__Page transcription records__

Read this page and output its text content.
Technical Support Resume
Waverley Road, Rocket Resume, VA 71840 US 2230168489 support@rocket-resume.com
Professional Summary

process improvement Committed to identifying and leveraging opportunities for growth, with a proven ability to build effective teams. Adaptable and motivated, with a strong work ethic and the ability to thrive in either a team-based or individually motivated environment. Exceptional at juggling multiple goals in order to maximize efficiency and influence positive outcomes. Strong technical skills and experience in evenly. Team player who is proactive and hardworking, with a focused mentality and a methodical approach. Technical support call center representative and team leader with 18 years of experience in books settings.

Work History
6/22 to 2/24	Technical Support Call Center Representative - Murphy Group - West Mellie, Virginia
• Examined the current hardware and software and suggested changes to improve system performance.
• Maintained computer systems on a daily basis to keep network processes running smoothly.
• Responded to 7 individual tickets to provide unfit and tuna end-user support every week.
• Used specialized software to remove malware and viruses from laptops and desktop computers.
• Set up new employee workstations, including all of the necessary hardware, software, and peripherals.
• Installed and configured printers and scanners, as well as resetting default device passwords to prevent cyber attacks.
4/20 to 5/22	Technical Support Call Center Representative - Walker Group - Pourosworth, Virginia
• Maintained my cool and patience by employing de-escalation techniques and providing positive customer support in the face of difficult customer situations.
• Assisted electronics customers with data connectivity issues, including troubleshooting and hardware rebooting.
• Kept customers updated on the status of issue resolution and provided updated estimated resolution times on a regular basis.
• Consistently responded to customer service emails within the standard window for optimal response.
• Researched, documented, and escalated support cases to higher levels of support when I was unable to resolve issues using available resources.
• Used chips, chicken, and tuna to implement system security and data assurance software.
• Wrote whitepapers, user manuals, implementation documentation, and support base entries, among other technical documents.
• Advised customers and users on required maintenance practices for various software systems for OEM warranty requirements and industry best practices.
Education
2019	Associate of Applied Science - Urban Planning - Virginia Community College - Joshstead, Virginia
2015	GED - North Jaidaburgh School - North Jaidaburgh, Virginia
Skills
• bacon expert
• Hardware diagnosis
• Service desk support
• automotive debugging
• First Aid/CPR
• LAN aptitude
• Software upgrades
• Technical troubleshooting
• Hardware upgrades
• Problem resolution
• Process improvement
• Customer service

---

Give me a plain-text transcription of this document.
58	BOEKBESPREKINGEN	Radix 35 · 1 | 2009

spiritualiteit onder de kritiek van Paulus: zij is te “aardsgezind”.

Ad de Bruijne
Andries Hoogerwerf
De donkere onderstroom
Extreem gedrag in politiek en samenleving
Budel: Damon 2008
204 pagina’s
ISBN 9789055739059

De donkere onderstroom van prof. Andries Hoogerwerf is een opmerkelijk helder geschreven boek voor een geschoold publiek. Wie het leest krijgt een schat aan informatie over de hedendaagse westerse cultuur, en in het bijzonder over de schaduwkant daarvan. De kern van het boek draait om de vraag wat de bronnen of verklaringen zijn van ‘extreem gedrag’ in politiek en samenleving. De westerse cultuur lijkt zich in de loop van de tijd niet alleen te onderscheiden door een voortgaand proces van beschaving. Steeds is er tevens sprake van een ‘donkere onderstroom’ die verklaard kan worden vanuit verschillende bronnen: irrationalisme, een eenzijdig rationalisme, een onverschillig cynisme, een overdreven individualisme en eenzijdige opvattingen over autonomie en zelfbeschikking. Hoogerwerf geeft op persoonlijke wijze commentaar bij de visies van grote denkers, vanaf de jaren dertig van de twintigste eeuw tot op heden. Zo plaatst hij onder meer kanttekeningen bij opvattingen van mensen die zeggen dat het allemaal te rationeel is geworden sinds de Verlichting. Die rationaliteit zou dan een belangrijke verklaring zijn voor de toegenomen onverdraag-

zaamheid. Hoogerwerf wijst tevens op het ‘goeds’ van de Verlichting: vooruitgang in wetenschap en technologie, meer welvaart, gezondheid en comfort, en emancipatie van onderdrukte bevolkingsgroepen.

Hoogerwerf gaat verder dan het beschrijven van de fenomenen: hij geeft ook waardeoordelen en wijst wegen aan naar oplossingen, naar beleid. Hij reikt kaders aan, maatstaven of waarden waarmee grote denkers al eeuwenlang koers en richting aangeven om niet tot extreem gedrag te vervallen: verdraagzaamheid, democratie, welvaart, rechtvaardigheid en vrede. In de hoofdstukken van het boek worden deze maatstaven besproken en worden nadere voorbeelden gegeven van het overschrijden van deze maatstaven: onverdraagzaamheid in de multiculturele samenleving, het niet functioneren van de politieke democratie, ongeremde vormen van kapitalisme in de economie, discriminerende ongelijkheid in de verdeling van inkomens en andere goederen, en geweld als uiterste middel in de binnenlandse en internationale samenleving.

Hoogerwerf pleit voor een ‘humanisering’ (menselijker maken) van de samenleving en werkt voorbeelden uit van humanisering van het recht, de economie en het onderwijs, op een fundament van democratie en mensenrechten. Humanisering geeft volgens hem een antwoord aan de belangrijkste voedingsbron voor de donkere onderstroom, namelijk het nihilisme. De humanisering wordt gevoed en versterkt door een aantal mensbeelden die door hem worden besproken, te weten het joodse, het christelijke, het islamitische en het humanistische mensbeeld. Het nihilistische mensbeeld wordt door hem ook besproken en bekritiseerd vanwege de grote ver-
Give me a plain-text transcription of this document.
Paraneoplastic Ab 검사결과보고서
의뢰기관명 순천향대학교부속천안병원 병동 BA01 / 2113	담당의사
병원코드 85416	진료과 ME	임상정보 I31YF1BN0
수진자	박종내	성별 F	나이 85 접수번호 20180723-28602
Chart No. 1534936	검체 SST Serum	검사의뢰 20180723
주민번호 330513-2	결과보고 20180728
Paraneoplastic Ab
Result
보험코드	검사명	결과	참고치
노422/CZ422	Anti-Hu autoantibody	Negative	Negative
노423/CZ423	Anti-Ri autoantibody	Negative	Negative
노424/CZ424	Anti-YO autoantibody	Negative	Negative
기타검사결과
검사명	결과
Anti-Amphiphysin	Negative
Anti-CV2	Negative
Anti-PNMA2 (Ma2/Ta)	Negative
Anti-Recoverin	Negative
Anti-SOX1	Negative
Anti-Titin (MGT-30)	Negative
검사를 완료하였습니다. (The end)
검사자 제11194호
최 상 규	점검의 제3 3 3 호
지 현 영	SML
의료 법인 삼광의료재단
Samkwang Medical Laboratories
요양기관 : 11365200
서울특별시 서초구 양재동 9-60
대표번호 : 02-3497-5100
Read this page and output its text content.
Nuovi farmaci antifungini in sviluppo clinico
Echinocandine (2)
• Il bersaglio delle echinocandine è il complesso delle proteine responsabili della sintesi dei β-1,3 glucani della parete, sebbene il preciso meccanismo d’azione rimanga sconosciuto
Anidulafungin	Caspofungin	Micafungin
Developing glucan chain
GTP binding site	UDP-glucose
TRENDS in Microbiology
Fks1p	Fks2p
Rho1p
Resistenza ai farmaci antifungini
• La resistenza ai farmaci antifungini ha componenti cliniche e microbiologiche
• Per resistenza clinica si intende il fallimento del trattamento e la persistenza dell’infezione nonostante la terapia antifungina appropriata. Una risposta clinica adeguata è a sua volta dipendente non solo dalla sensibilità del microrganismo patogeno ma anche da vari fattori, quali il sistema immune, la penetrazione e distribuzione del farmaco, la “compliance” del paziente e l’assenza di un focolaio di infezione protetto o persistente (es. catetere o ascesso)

__TASK PROMPT__
From the entries above, copy out every line where the string "issues" appears.

__OUTPUT__
• Assisted electronics customers with data connectivity issues, including troubleshooting and hardware rebooting.
• Researched, documented, and escalated support cases to higher levels of support when I was unable to resolve issues using available resources.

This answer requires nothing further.